--- START OF Material supplied ---

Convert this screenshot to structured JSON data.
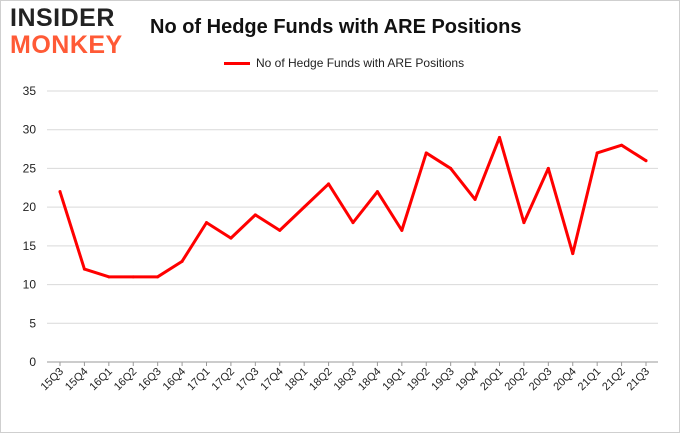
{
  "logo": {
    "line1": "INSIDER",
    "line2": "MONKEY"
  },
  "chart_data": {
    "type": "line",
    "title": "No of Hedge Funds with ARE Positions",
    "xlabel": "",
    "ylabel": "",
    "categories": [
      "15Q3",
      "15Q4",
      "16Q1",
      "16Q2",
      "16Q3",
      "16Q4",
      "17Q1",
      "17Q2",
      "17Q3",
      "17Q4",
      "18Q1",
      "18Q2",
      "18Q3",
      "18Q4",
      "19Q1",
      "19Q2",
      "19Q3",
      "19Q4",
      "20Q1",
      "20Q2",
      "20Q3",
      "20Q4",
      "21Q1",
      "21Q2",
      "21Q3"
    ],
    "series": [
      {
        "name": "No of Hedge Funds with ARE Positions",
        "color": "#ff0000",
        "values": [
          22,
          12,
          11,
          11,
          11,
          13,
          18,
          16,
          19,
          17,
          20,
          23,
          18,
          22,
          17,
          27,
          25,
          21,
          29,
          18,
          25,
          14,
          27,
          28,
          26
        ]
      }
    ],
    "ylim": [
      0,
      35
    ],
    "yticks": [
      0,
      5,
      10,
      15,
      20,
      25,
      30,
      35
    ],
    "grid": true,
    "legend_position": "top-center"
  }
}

--- END OF Material supplied ---

Please list every line of the records that contains "with".

#### Response for this exercise:
    "title": "No of Hedge Funds with ARE Positions",
        "name": "No of Hedge Funds with ARE Positions",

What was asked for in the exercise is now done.